**Raw data:**
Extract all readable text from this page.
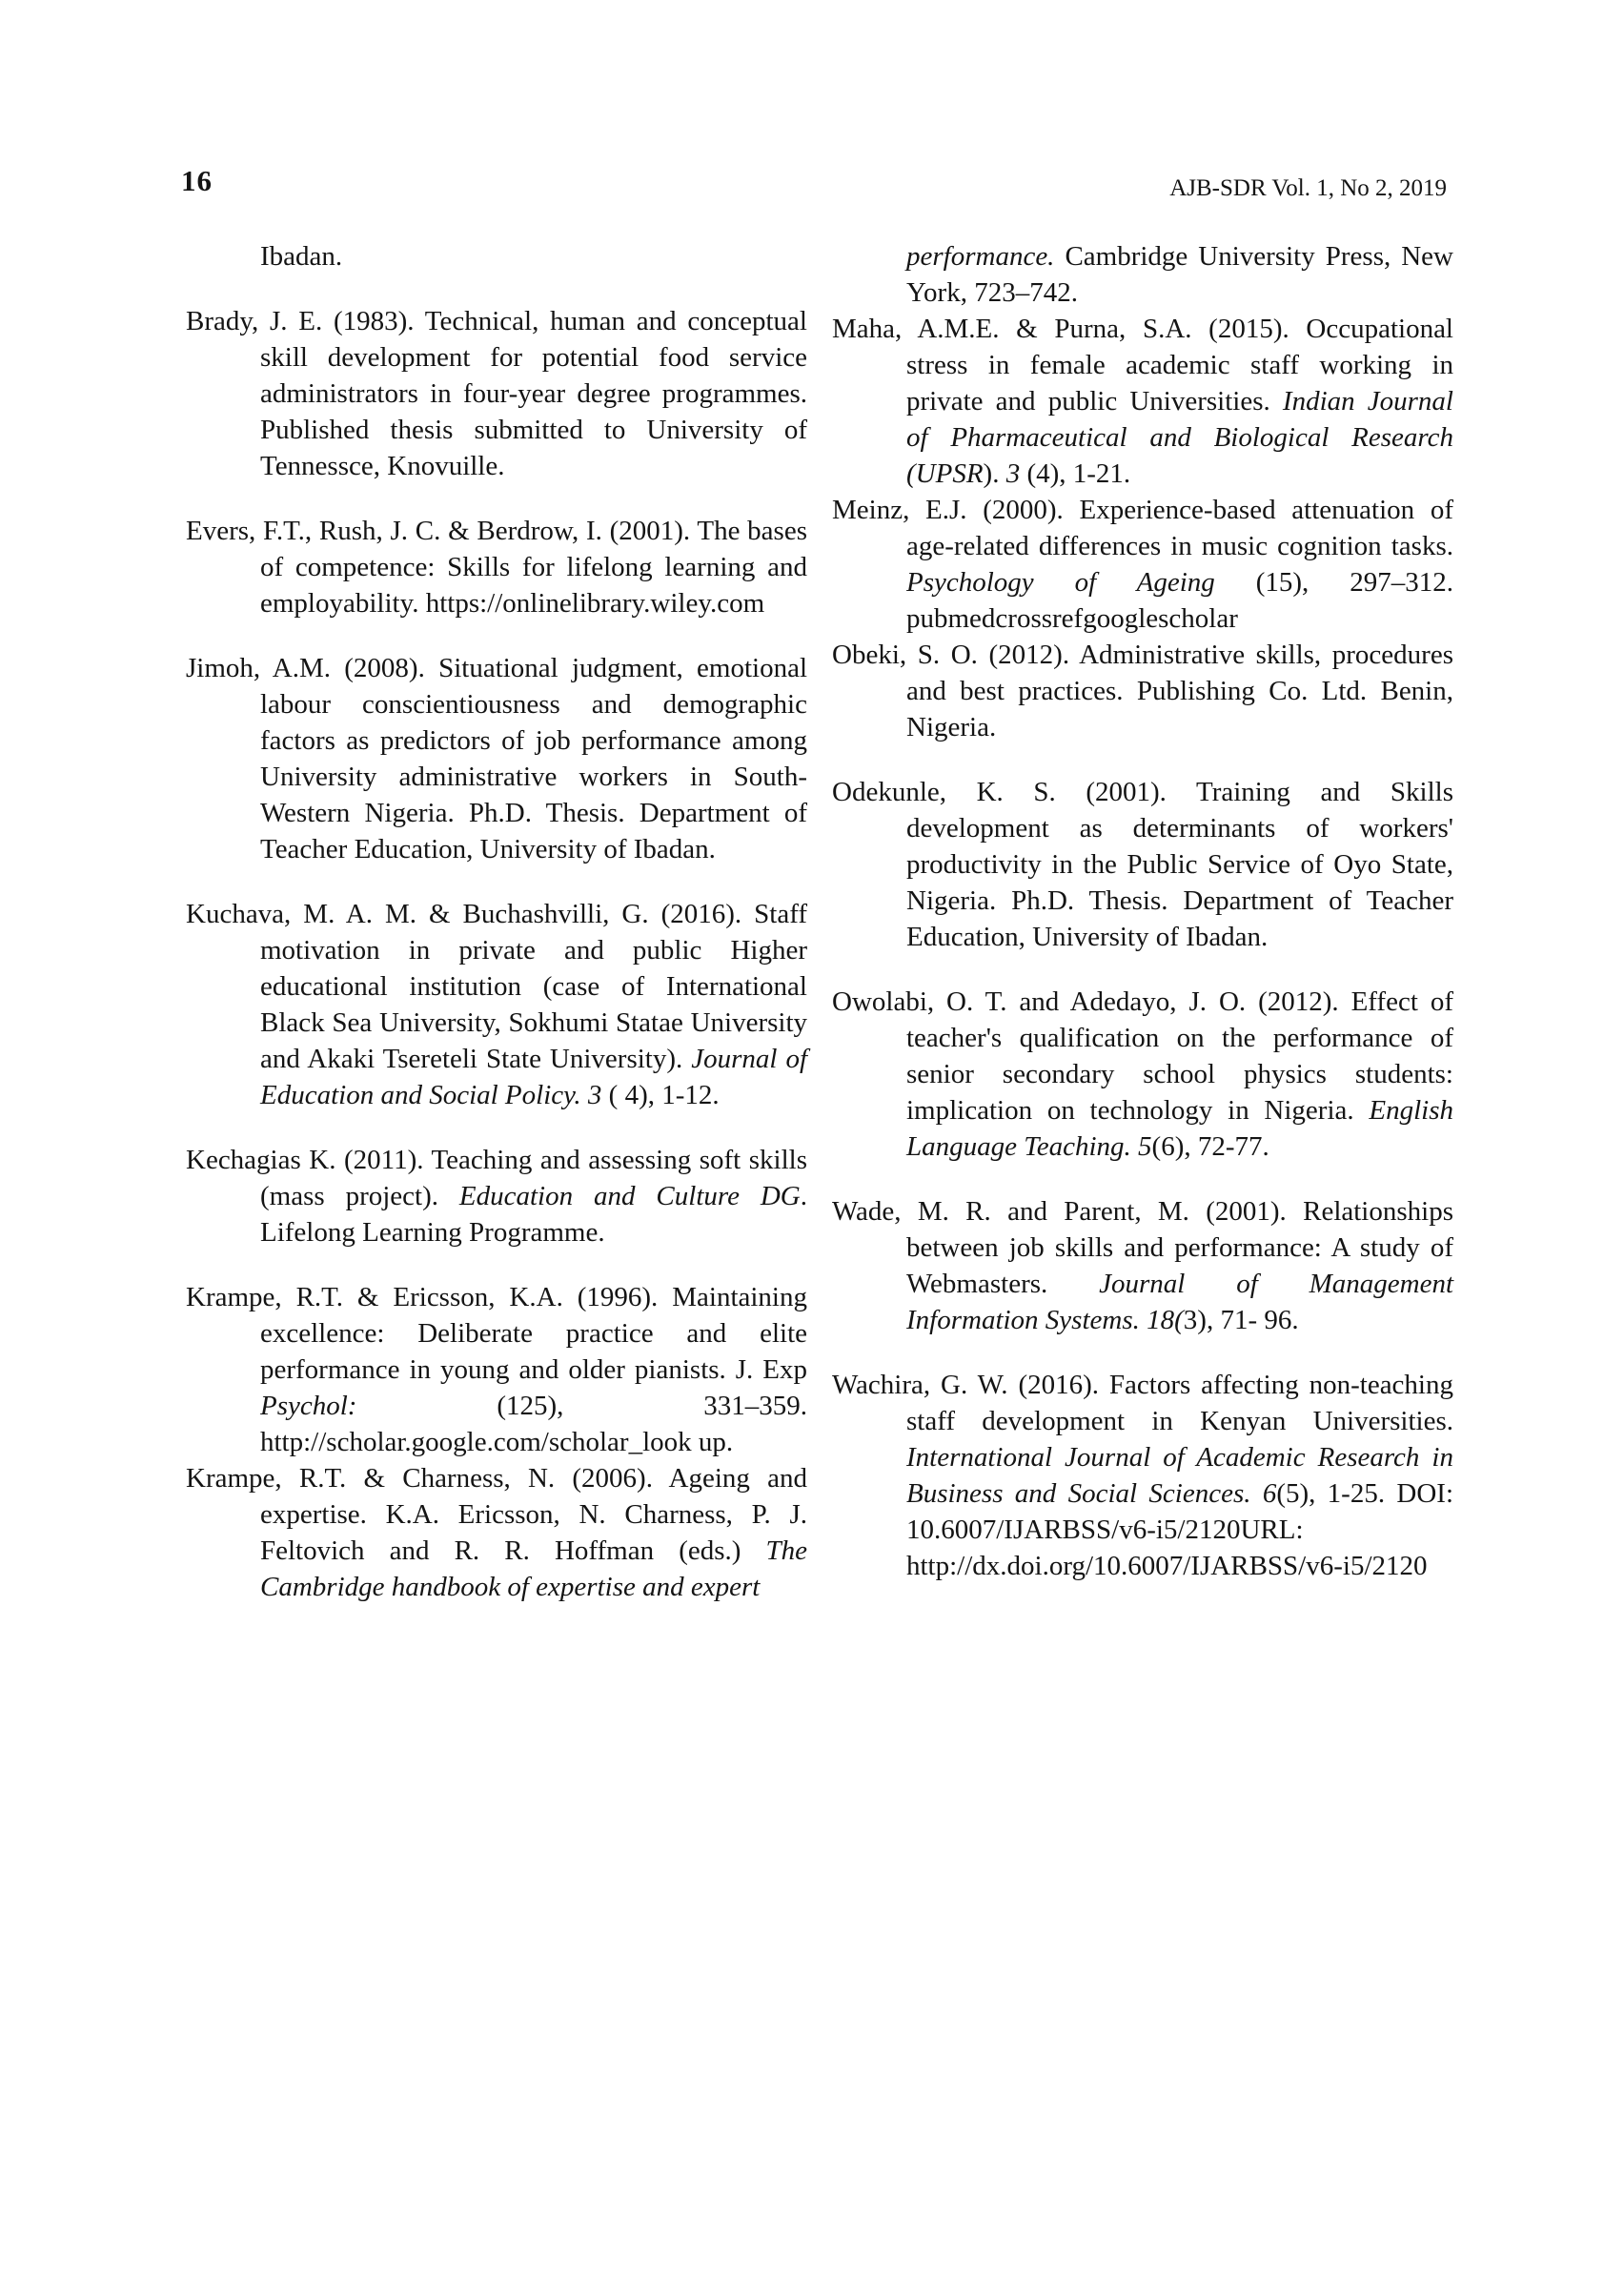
16	AJB-SDR Vol. 1, No 2, 2019

Ibadan.

Brady, J. E. (1983). Technical, human and conceptual skill development for potential food service administrators in four-year degree programmes. Published thesis submitted to University of Tennessce, Knovuille.

Evers, F.T., Rush, J. C. & Berdrow, I. (2001). The bases of competence: Skills for lifelong learning and employability. https://onlinelibrary.wiley.com

Jimoh, A.M. (2008). Situational judgment, emotional labour conscientiousness and demographic factors as predictors of job performance among University administrative workers in South-Western Nigeria. Ph.D. Thesis. Department of Teacher Education, University of Ibadan.

Kuchava, M. A. M. & Buchashvilli, G. (2016). Staff motivation in private and public Higher educational institution (case of International Black Sea University, Sokhumi Statae University and Akaki Tsereteli State University). Journal of Education and Social Policy. 3 ( 4), 1-12.

Kechagias K. (2011). Teaching and assessing soft skills (mass project). Education and Culture DG. Lifelong Learning Programme.

Krampe, R.T. & Ericsson, K.A. (1996). Maintaining excellence: Deliberate practice and elite performance in young and older pianists. J. Exp Psychol: (125), 331–359. http://scholar.google.com/scholar_look up.

Krampe, R.T. & Charness, N. (2006). Ageing and expertise. K.A. Ericsson, N. Charness, P. J. Feltovich and R. R. Hoffman (eds.) The Cambridge handbook of expertise and expert

performance. Cambridge University Press, New York, 723–742.

Maha, A.M.E. & Purna, S.A. (2015). Occupational stress in female academic staff working in private and public Universities. Indian Journal of Pharmaceutical and Biological Research (UPSR). 3 (4), 1-21.

Meinz, E.J. (2000). Experience-based attenuation of age-related differences in music cognition tasks. Psychology of Ageing (15), 297–312. pubmedcrossrefgooglescholar

Obeki, S. O. (2012). Administrative skills, procedures and best practices. Publishing Co. Ltd. Benin, Nigeria.

Odekunle, K. S. (2001). Training and Skills development as determinants of workers' productivity in the Public Service of Oyo State, Nigeria. Ph.D. Thesis. Department of Teacher Education, University of Ibadan.

Owolabi, O. T. and Adedayo, J. O. (2012). Effect of teacher's qualification on the performance of senior secondary school physics students: implication on technology in Nigeria. English Language Teaching. 5(6), 72-77.

Wade, M. R. and Parent, M. (2001). Relationships between job skills and performance: A study of Webmasters. Journal of Management Information Systems. 18(3), 71- 96.

Wachira, G. W. (2016). Factors affecting non-teaching staff development in Kenyan Universities. International Journal of Academic Research in Business and Social Sciences. 6(5), 1-25. DOI: 10.6007/IJARBSS/v6-i5/2120URL: http://dx.doi.org/10.6007/IJARBSS/v6-i5/2120
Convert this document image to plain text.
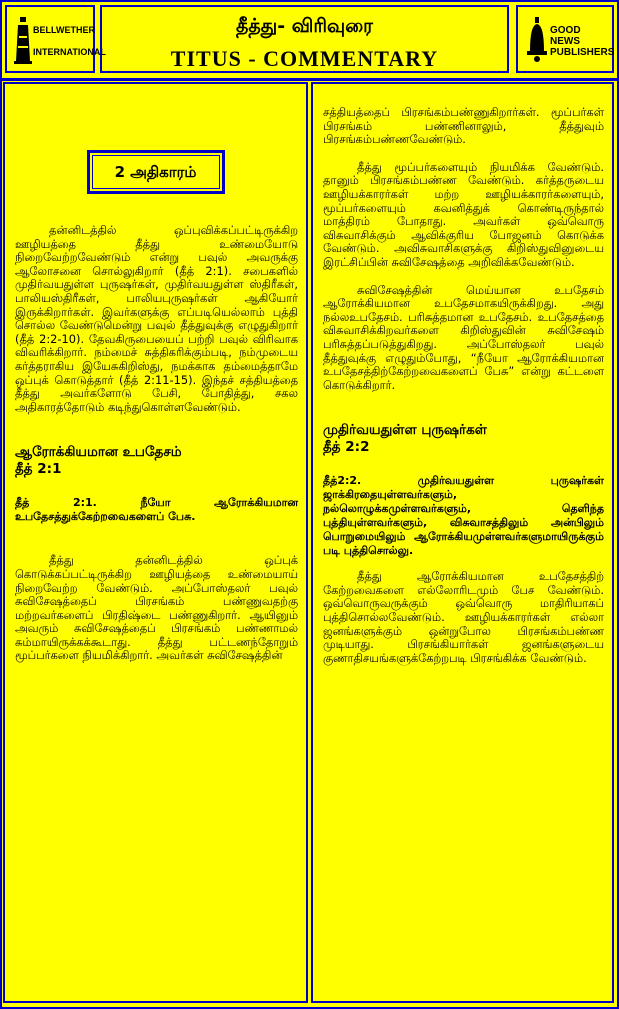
BELLWETHER
INTERNATIONAL
தீத்து- விரிவுரை
TITUS - COMMENTARY
GOOD NEWS
PUBLISHERS
2 அதிகாரம்

தன்னிடத்தில் ஒப்புவிக்கப்பட்டிருக்கிற ஊழியத்தை தீத்து உண்மையோடு நிறைவேற்றவேண்டும் என்று பவுல் அவருக்கு ஆலோசனை சொல்லுகிறார் (தீத் 2:1). சபைகளில் முதிர்வயதுள்ள புருஷர்கள், முதிர்வயதுள்ள ஸ்திரீகள், பாலியஸ்திரீகள், பாலியபுருஷர்கள் ஆகியோர் இருக்கிறார்கள். இவர்களுக்கு எப்படியெல்லாம் புத்தி சொல்ல வேண்டுமென்று பவுல் தீத்துவுக்கு எழுதுகிறார் (தீத் 2:2-10). தேவகிருபையைப் பற்றி பவுல் விரிவாக விவரிக்கிறார். நம்மைச் சுத்திகரிக்கும்படி, நம்முடைய கர்த்தராகிய இயேசுகிறிஸ்து, நமக்காக தம்மைத்தாமே ஒப்புக் கொடுத்தார் (தீத் 2:11-15). இந்தச் சத்தியத்தை தீத்து அவர்களோடு பேசி, போதித்து, சகல அதிகாரத்தோடும் கடிந்துகொள்ளவேண்டும்.

ஆரோக்கியமான உபதேசம்
தீத் 2:1

தீத் 2:1. நீயோ ஆரோக்கியமான உபதேசத்துக்கேற்றவைகளைப் பேசு.

தீத்து தன்னிடத்தில் ஒப்புக் கொடுக்கப்பட்டிருக்கிற ஊழியத்தை உண்மையாய் நிறைவேற்ற வேண்டும். அப்போஸ்தலர் பவுல் சுவிசேஷத்தைப் பிரசங்கம் பண்ணுவதற்கு மற்றவர்களைப் பிரதிஷ்டை பண்ணுகிறார். ஆயினும் அவரும் சுவிசேஷத்தைப் பிரசங்கம் பண்ணாமல் சும்மாயிருக்கக்கூடாது. தீத்து பட்டணந்தோறும் மூப்பர்களை நியமிக்கிறார். அவர்கள் சுவிசேஷத்தின்

சத்தியத்தைப் பிரசங்கம்பண்ணுகிறார்கள். மூப்பர்கள் பிரசங்கம் பண்ணினாலும், தீத்துவும் பிரசங்கம்பண்ணவேண்டும்.

தீத்து மூப்பர்களையும் நியமிக்க வேண்டும். தானும் பிரசங்கம்பண்ண வேண்டும். கர்த்தருடைய ஊழியக்காரர்கள் மற்ற ஊழியக்காரர்களையும், மூப்பர்களையும் கவனித்துக் கொண்டிருந்தால் மாத்திரம் போதாது. அவர்கள் ஒவ்வொரு விசுவாசிக்கும் ஆவிக்குரிய போஜனம் கொடுக்க வேண்டும். அவிசுவாசிகளுக்கு கிறிஸ்துவினுடைய இரட்சிப்பின் சுவிசேஷத்தை அறிவிக்கவேண்டும்.

சுவிசேஷத்தின் மெய்யான உபதேசம் ஆரோக்கியமான உபதேசமாகயிருக்கிறது. அது நல்லஉபதேசம். பரிசுத்தமான உபதேசம். உபதேசத்தை விசுவாசிக்கிறவர்களை கிறிஸ்துவின் சுவிசேஷம் பரிசுத்தப்படுத்துகிறது. அப்போஸ்தலர் பவுல் தீத்துவுக்கு எழுதும்போது, “நீயோ ஆரோக்கியமான உபதேசத்திற்கேற்றவைகளைப் பேசு” என்று கட்டளை கொடுக்கிறார்.

முதிர்வயதுள்ள புருஷர்கள்
தீத் 2:2

தீத்2:2. முதிர்வயதுள்ள புருஷர்கள் ஜாக்கிரதையுள்ளவர்களும், நல்லொழுக்கமுள்ளவர்களும், தெளிந்த புத்தியுள்ளவர்களும், விசுவாசத்திலும் அன்பிலும் பொறுமையிலும் ஆரோக்கியமுள்ளவர்களுமாயிருக்கும் படி புத்திசொல்லு.

தீத்து ஆரோக்கியமான உபதேசத்திற் கேற்றவைகளை எல்லோரிடமும் பேச வேண்டும். ஒவ்வொருவருக்கும் ஒவ்வொரு மாதிரியாகப் புத்திசொல்லவேண்டும். ஊழியக்காரர்கள் எல்லா ஜனங்களுக்கும் ஒன்றுபோல பிரசங்கம்பண்ண முடியாது. பிரசங்கியார்கள் ஜனங்களுடைய குணாதிசயங்களுக்கேற்றபடி பிரசங்கிக்க வேண்டும்.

**Exercise instructions:** Find every line in the entries that includes the word "Education", then state how many there are and nothing else.

**Right answer:** 4